The lines to be extracted begin at the line containing "Read all visible content and emit it as JSON." and end at the last line of the data below; copy them exactly and leave out the pictures.

Stored data:

>> begin

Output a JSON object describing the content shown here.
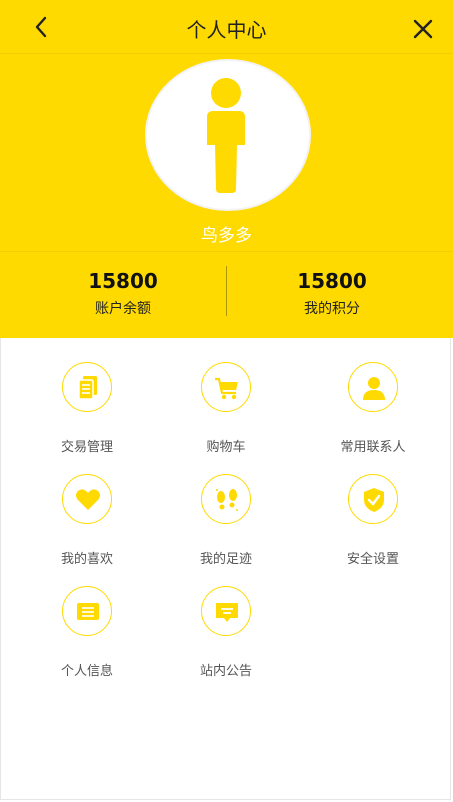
{
  "header": {
    "title": "个人中心",
    "username": "鸟多多",
    "back_icon": "chevron-left-icon",
    "close_icon": "close-icon",
    "avatar_icon": "person-icon"
  },
  "stats": [
    {
      "value": "15800",
      "label": "账户余额"
    },
    {
      "value": "15800",
      "label": "我的积分"
    }
  ],
  "menu": [
    {
      "label": "交易管理",
      "icon": "document-icon"
    },
    {
      "label": "购物车",
      "icon": "cart-icon"
    },
    {
      "label": "常用联系人",
      "icon": "contact-icon"
    },
    {
      "label": "我的喜欢",
      "icon": "heart-icon"
    },
    {
      "label": "我的足迹",
      "icon": "footprint-icon"
    },
    {
      "label": "安全设置",
      "icon": "shield-icon"
    },
    {
      "label": "个人信息",
      "icon": "id-card-icon"
    },
    {
      "label": "站内公告",
      "icon": "message-icon"
    }
  ],
  "colors": {
    "accent": "#FFDA00",
    "background": "#FFFFFF"
  }
}
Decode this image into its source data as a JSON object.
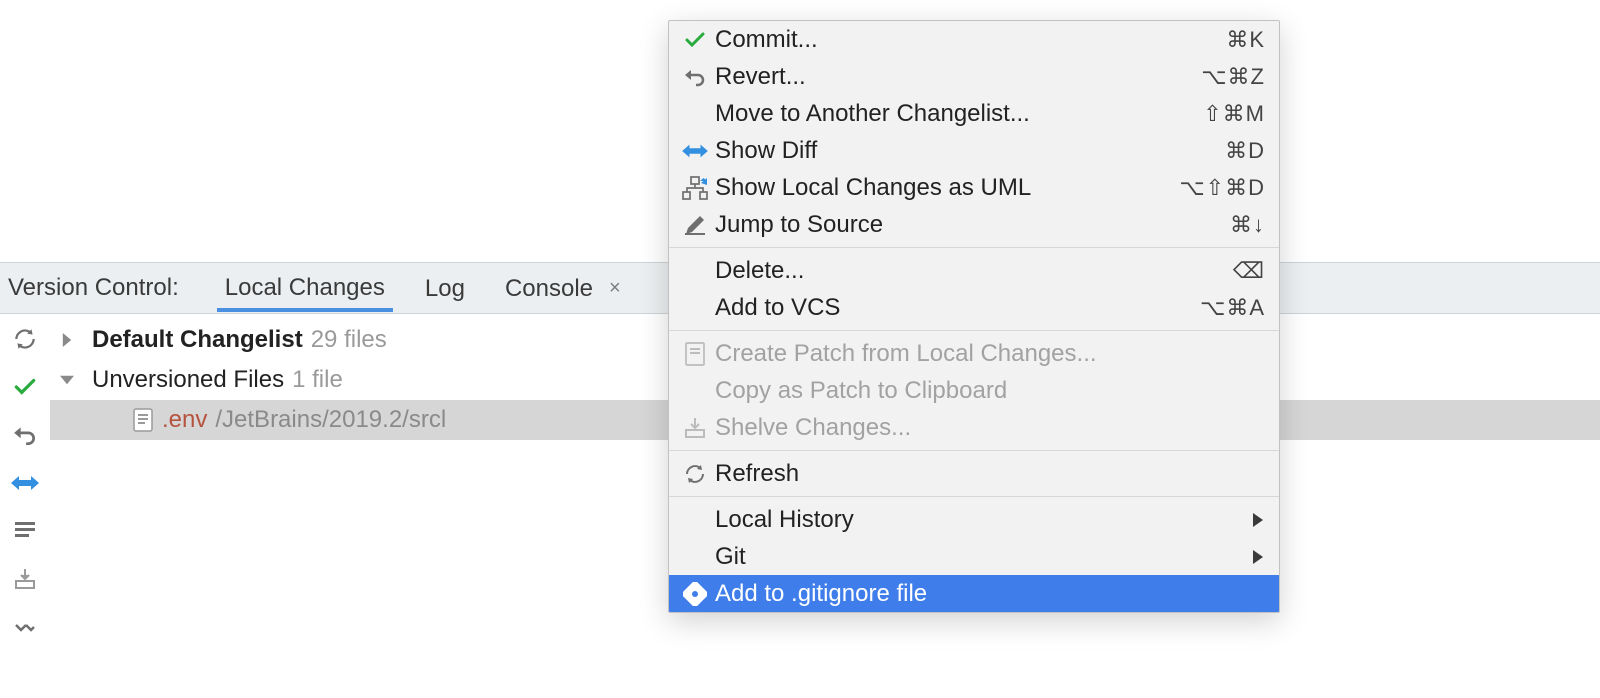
{
  "tabbar": {
    "title": "Version Control:",
    "tabs": [
      {
        "label": "Local Changes",
        "active": true
      },
      {
        "label": "Log",
        "active": false
      },
      {
        "label": "Console",
        "active": false,
        "closable": true
      }
    ]
  },
  "tree": {
    "changelist": {
      "name": "Default Changelist",
      "count": "29 files"
    },
    "unversioned": {
      "name": "Unversioned Files",
      "count": "1 file"
    },
    "file": {
      "name": ".env",
      "path": "/JetBrains/2019.2/srcl"
    }
  },
  "sideIcons": [
    "refresh-icon",
    "commit-check-icon",
    "revert-icon",
    "diff-icon",
    "changelist-icon",
    "shelve-icon",
    "expand-icon"
  ],
  "menu": [
    {
      "type": "item",
      "icon": "check",
      "label": "Commit...",
      "shortcut": "⌘K"
    },
    {
      "type": "item",
      "icon": "revert",
      "label": "Revert...",
      "shortcut": "⌥⌘Z"
    },
    {
      "type": "item",
      "icon": "",
      "label": "Move to Another Changelist...",
      "shortcut": "⇧⌘M"
    },
    {
      "type": "item",
      "icon": "diff",
      "label": "Show Diff",
      "shortcut": "⌘D"
    },
    {
      "type": "item",
      "icon": "uml",
      "label": "Show Local Changes as UML",
      "shortcut": "⌥⇧⌘D"
    },
    {
      "type": "item",
      "icon": "edit",
      "label": "Jump to Source",
      "shortcut": "⌘↓"
    },
    {
      "type": "sep"
    },
    {
      "type": "item",
      "icon": "",
      "label": "Delete...",
      "shortcut": "⌫"
    },
    {
      "type": "item",
      "icon": "",
      "label": "Add to VCS",
      "shortcut": "⌥⌘A"
    },
    {
      "type": "sep"
    },
    {
      "type": "item",
      "icon": "patch",
      "label": "Create Patch from Local Changes...",
      "shortcut": "",
      "disabled": true
    },
    {
      "type": "item",
      "icon": "",
      "label": "Copy as Patch to Clipboard",
      "shortcut": "",
      "disabled": true
    },
    {
      "type": "item",
      "icon": "shelve",
      "label": "Shelve Changes...",
      "shortcut": "",
      "disabled": true
    },
    {
      "type": "sep"
    },
    {
      "type": "item",
      "icon": "refresh",
      "label": "Refresh",
      "shortcut": ""
    },
    {
      "type": "sep"
    },
    {
      "type": "item",
      "icon": "",
      "label": "Local History",
      "submenu": true
    },
    {
      "type": "item",
      "icon": "",
      "label": "Git",
      "submenu": true
    },
    {
      "type": "item",
      "icon": "gitignore",
      "label": "Add to .gitignore file",
      "highlight": true
    }
  ]
}
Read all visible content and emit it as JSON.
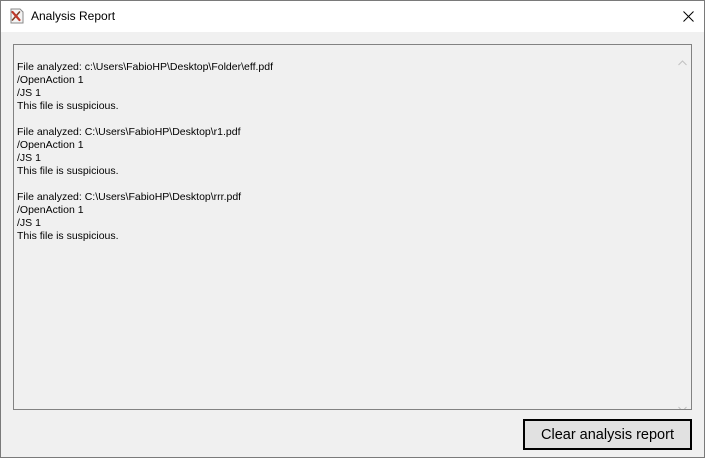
{
  "window": {
    "title": "Analysis Report",
    "app_icon": "pdf-analyzer-icon",
    "close_icon": "close-icon"
  },
  "report": {
    "entries": [
      {
        "file_line": "File analyzed: c:\\Users\\FabioHP\\Desktop\\Folder\\eff.pdf",
        "open_action": "/OpenAction 1",
        "js": "/JS 1",
        "verdict": "This file is suspicious."
      },
      {
        "file_line": "File analyzed: C:\\Users\\FabioHP\\Desktop\\r1.pdf",
        "open_action": "/OpenAction 1",
        "js": "/JS 1",
        "verdict": "This file is suspicious."
      },
      {
        "file_line": "File analyzed: C:\\Users\\FabioHP\\Desktop\\rrr.pdf",
        "open_action": "/OpenAction 1",
        "js": "/JS 1",
        "verdict": "This file is suspicious."
      }
    ],
    "scroll_up_icon": "scroll-up-arrow-icon",
    "scroll_down_icon": "scroll-down-arrow-icon"
  },
  "actions": {
    "clear_label": "Clear analysis report"
  }
}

>> end

THE OUTPUT =>
Read all visible content and emit it as JSON.
{
  "window": {
    "title": "Analysis Report",
    "app_icon": "pdf-analyzer-icon",
    "close_icon": "close-icon"
  },
  "report": {
    "entries": [
      {
        "file_line": "File analyzed: c:\\Users\\FabioHP\\Desktop\\Folder\\eff.pdf",
        "open_action": "/OpenAction 1",
        "js": "/JS 1",
        "verdict": "This file is suspicious."
      },
      {
        "file_line": "File analyzed: C:\\Users\\FabioHP\\Desktop\\r1.pdf",
        "open_action": "/OpenAction 1",
        "js": "/JS 1",
        "verdict": "This file is suspicious."
      },
      {
        "file_line": "File analyzed: C:\\Users\\FabioHP\\Desktop\\rrr.pdf",
        "open_action": "/OpenAction 1",
        "js": "/JS 1",
        "verdict": "This file is suspicious."
      }
    ],
    "scroll_up_icon": "scroll-up-arrow-icon",
    "scroll_down_icon": "scroll-down-arrow-icon"
  },
  "actions": {
    "clear_label": "Clear analysis report"
  }
}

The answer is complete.